> _Required work_:
Figure out how many lines of the material below contain the word "باطل". Answer with the number only.
--- start of Data supplied ---
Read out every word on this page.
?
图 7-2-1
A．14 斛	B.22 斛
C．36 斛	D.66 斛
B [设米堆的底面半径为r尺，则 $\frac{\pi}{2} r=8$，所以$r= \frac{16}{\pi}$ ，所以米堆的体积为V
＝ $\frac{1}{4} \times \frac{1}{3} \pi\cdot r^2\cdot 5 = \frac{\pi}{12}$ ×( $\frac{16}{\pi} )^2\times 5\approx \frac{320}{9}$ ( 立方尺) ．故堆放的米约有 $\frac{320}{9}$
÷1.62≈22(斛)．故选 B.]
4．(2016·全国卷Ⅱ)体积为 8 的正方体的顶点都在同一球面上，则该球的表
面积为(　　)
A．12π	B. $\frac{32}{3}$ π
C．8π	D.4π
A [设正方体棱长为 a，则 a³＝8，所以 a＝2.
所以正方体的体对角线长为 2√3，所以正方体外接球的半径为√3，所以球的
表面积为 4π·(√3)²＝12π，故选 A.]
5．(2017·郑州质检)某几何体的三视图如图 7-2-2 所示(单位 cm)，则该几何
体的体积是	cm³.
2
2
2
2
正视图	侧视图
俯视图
--- end of Data supplied ---
--- start of Data supplied ---
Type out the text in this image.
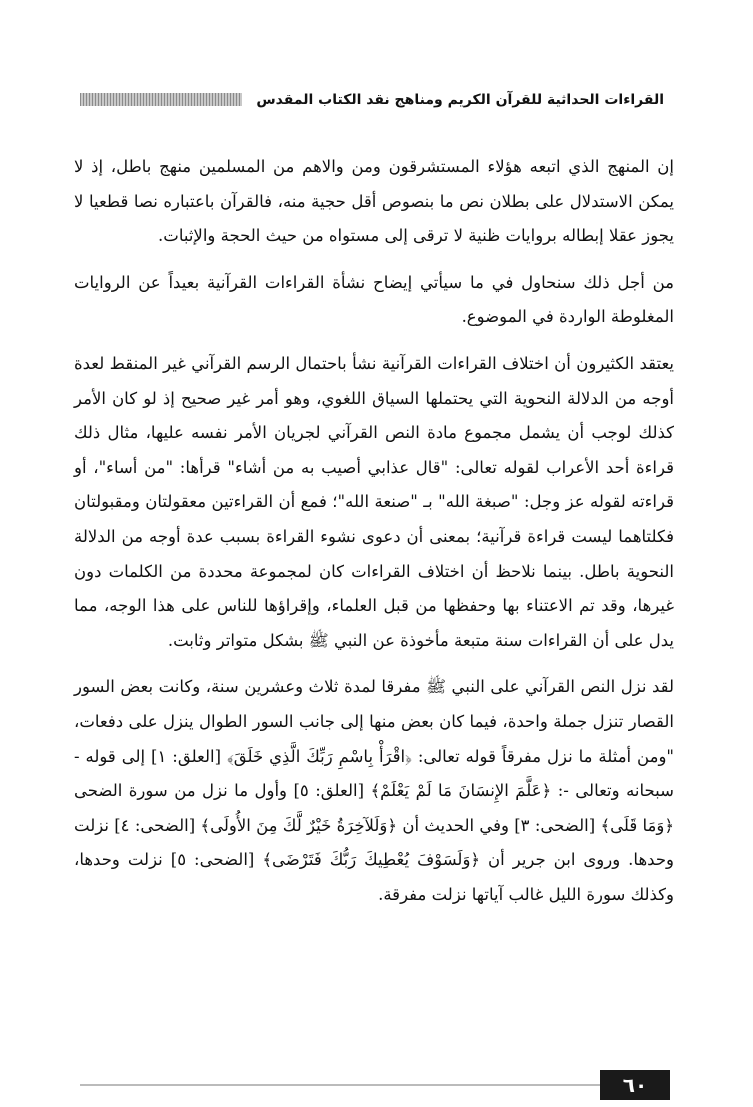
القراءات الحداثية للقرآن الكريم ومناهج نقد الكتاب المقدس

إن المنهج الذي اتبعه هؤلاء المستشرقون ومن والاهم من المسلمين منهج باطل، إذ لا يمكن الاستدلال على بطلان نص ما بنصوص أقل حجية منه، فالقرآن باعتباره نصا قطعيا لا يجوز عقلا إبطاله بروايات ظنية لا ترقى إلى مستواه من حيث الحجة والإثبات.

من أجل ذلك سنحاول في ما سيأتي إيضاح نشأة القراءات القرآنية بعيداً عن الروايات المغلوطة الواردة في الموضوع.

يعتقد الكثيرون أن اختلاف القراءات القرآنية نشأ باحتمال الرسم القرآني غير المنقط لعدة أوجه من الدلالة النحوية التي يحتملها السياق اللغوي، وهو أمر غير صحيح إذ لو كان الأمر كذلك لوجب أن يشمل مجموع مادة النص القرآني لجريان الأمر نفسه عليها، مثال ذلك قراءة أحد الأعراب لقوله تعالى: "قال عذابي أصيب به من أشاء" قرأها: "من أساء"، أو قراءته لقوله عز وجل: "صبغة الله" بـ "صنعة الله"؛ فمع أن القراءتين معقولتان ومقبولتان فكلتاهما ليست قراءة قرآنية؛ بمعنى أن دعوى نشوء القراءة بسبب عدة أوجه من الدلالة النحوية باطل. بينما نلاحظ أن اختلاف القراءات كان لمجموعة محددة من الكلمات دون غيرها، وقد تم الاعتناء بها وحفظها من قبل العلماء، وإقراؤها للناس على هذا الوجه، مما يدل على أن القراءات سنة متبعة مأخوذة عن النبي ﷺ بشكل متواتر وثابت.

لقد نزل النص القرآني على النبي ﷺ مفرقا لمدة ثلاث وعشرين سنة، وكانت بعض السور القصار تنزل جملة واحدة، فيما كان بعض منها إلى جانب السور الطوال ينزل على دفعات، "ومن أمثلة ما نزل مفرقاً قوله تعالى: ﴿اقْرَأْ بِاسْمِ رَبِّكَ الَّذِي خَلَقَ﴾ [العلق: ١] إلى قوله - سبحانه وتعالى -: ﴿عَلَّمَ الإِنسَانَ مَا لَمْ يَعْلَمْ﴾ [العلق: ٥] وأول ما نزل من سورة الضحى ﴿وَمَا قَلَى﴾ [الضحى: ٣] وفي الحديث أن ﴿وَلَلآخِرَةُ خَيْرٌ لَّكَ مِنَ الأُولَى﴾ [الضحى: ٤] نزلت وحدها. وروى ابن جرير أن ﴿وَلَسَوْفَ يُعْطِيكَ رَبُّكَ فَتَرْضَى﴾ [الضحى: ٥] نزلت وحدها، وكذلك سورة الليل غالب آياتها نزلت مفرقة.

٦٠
--- end of Data supplied ---
> _Exercise output_:
2